_EXERCISE DATA_
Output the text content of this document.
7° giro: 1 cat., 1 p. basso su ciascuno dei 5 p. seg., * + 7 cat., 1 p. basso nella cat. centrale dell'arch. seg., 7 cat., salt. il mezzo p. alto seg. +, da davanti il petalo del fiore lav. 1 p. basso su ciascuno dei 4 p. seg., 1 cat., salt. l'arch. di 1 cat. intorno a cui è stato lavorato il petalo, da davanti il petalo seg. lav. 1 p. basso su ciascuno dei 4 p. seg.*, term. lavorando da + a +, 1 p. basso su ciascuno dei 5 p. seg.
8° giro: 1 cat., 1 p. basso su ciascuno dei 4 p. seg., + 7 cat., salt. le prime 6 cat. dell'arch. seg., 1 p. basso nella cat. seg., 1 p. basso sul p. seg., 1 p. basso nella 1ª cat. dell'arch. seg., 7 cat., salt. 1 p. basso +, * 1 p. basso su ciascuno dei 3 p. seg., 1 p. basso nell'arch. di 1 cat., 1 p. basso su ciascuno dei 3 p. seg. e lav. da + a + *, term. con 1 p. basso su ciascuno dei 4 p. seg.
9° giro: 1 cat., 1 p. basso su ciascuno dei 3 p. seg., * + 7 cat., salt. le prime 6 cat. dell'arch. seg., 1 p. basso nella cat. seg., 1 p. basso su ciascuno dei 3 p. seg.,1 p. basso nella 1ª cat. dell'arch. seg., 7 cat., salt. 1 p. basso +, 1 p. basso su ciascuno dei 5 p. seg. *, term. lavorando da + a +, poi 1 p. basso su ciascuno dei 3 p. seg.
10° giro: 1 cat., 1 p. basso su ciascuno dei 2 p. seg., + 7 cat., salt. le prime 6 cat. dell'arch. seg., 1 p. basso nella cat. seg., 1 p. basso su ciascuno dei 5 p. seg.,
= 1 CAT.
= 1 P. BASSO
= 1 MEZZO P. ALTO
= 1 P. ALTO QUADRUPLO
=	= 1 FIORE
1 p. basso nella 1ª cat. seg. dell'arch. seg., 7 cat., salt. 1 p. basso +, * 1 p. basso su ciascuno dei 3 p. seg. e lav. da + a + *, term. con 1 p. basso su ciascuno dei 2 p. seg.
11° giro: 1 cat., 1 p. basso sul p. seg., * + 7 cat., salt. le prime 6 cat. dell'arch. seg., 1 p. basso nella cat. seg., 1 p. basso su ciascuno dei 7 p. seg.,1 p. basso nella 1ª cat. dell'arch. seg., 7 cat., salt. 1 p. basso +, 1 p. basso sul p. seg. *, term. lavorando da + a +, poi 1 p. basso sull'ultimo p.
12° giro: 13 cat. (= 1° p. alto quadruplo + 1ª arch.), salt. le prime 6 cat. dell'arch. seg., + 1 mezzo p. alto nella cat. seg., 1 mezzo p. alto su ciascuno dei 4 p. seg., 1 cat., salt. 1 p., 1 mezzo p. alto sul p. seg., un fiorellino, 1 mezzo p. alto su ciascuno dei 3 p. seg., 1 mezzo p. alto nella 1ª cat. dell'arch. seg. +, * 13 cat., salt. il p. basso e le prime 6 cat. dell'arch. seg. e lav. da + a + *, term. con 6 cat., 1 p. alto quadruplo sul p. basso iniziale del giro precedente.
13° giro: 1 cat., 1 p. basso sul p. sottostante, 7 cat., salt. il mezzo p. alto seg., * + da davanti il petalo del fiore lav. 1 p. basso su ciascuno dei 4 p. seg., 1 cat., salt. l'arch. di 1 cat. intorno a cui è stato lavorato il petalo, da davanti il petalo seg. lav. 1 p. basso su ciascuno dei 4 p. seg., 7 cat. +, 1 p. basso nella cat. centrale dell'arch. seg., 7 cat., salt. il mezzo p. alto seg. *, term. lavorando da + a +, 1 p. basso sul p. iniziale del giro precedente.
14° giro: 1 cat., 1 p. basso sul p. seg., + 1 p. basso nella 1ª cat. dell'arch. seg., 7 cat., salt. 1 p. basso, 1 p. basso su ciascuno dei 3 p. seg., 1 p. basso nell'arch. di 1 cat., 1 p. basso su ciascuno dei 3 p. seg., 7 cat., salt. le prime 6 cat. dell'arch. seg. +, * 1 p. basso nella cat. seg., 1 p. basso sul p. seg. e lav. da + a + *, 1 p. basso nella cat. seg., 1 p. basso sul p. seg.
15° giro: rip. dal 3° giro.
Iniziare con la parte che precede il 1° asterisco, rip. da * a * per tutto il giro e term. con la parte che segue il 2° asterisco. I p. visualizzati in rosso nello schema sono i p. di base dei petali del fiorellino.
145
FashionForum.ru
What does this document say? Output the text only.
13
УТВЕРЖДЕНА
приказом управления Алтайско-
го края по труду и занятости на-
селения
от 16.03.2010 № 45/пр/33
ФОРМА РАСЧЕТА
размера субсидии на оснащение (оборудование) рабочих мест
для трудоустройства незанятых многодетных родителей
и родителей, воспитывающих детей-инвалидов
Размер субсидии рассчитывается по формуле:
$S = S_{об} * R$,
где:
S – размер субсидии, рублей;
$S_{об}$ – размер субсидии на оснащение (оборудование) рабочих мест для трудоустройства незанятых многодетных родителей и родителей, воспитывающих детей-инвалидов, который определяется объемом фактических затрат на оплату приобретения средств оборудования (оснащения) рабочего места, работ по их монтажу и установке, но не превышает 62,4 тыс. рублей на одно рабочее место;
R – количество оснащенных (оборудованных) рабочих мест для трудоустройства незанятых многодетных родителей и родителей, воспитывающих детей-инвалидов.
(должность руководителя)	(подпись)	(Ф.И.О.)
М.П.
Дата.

_WHAT TO PRODUCE_
The records above are to be repeated exactly, in their entirety.

_REPLY TO THE TASK_
Output the text content of this document.
7° giro: 1 cat., 1 p. basso su ciascuno dei 5 p. seg., * + 7 cat., 1 p. basso nella cat. centrale dell'arch. seg., 7 cat., salt. il mezzo p. alto seg. +, da davanti il petalo del fiore lav. 1 p. basso su ciascuno dei 4 p. seg., 1 cat., salt. l'arch. di 1 cat. intorno a cui è stato lavorato il petalo, da davanti il petalo seg. lav. 1 p. basso su ciascuno dei 4 p. seg.*, term. lavorando da + a +, 1 p. basso su ciascuno dei 5 p. seg.
8° giro: 1 cat., 1 p. basso su ciascuno dei 4 p. seg., + 7 cat., salt. le prime 6 cat. dell'arch. seg., 1 p. basso nella cat. seg., 1 p. basso sul p. seg., 1 p. basso nella 1ª cat. dell'arch. seg., 7 cat., salt. 1 p. basso +, * 1 p. basso su ciascuno dei 3 p. seg., 1 p. basso nell'arch. di 1 cat., 1 p. basso su ciascuno dei 3 p. seg. e lav. da + a + *, term. con 1 p. basso su ciascuno dei 4 p. seg.
9° giro: 1 cat., 1 p. basso su ciascuno dei 3 p. seg., * + 7 cat., salt. le prime 6 cat. dell'arch. seg., 1 p. basso nella cat. seg., 1 p. basso su ciascuno dei 3 p. seg.,1 p. basso nella 1ª cat. dell'arch. seg., 7 cat., salt. 1 p. basso +, 1 p. basso su ciascuno dei 5 p. seg. *, term. lavorando da + a +, poi 1 p. basso su ciascuno dei 3 p. seg.
10° giro: 1 cat., 1 p. basso su ciascuno dei 2 p. seg., + 7 cat., salt. le prime 6 cat. dell'arch. seg., 1 p. basso nella cat. seg., 1 p. basso su ciascuno dei 5 p. seg.,
= 1 CAT.
= 1 P. BASSO
= 1 MEZZO P. ALTO
= 1 P. ALTO QUADRUPLO
=	= 1 FIORE
1 p. basso nella 1ª cat. seg. dell'arch. seg., 7 cat., salt. 1 p. basso +, * 1 p. basso su ciascuno dei 3 p. seg. e lav. da + a + *, term. con 1 p. basso su ciascuno dei 2 p. seg.
11° giro: 1 cat., 1 p. basso sul p. seg., * + 7 cat., salt. le prime 6 cat. dell'arch. seg., 1 p. basso nella cat. seg., 1 p. basso su ciascuno dei 7 p. seg.,1 p. basso nella 1ª cat. dell'arch. seg., 7 cat., salt. 1 p. basso +, 1 p. basso sul p. seg. *, term. lavorando da + a +, poi 1 p. basso sull'ultimo p.
12° giro: 13 cat. (= 1° p. alto quadruplo + 1ª arch.), salt. le prime 6 cat. dell'arch. seg., + 1 mezzo p. alto nella cat. seg., 1 mezzo p. alto su ciascuno dei 4 p. seg., 1 cat., salt. 1 p., 1 mezzo p. alto sul p. seg., un fiorellino, 1 mezzo p. alto su ciascuno dei 3 p. seg., 1 mezzo p. alto nella 1ª cat. dell'arch. seg. +, * 13 cat., salt. il p. basso e le prime 6 cat. dell'arch. seg. e lav. da + a + *, term. con 6 cat., 1 p. alto quadruplo sul p. basso iniziale del giro precedente.
13° giro: 1 cat., 1 p. basso sul p. sottostante, 7 cat., salt. il mezzo p. alto seg., * + da davanti il petalo del fiore lav. 1 p. basso su ciascuno dei 4 p. seg., 1 cat., salt. l'arch. di 1 cat. intorno a cui è stato lavorato il petalo, da davanti il petalo seg. lav. 1 p. basso su ciascuno dei 4 p. seg., 7 cat. +, 1 p. basso nella cat. centrale dell'arch. seg., 7 cat., salt. il mezzo p. alto seg. *, term. lavorando da + a +, 1 p. basso sul p. iniziale del giro precedente.
14° giro: 1 cat., 1 p. basso sul p. seg., + 1 p. basso nella 1ª cat. dell'arch. seg., 7 cat., salt. 1 p. basso, 1 p. basso su ciascuno dei 3 p. seg., 1 p. basso nell'arch. di 1 cat., 1 p. basso su ciascuno dei 3 p. seg., 7 cat., salt. le prime 6 cat. dell'arch. seg. +, * 1 p. basso nella cat. seg., 1 p. basso sul p. seg. e lav. da + a + *, 1 p. basso nella cat. seg., 1 p. basso sul p. seg.
15° giro: rip. dal 3° giro.
Iniziare con la parte che precede il 1° asterisco, rip. da * a * per tutto il giro e term. con la parte che segue il 2° asterisco. I p. visualizzati in rosso nello schema sono i p. di base dei petali del fiorellino.
145
FashionForum.ru
What does this document say? Output the text only.
13
УТВЕРЖДЕНА
приказом управления Алтайско-
го края по труду и занятости на-
селения
от 16.03.2010 № 45/пр/33
ФОРМА РАСЧЕТА
размера субсидии на оснащение (оборудование) рабочих мест
для трудоустройства незанятых многодетных родителей
и родителей, воспитывающих детей-инвалидов
Размер субсидии рассчитывается по формуле:
$S = S_{об} * R$,
где:
S – размер субсидии, рублей;
$S_{об}$ – размер субсидии на оснащение (оборудование) рабочих мест для трудоустройства незанятых многодетных родителей и родителей, воспитывающих детей-инвалидов, который определяется объемом фактических затрат на оплату приобретения средств оборудования (оснащения) рабочего места, работ по их монтажу и установке, но не превышает 62,4 тыс. рублей на одно рабочее место;
R – количество оснащенных (оборудованных) рабочих мест для трудоустройства незанятых многодетных родителей и родителей, воспитывающих детей-инвалидов.
(должность руководителя)	(подпись)	(Ф.И.О.)
М.П.
Дата.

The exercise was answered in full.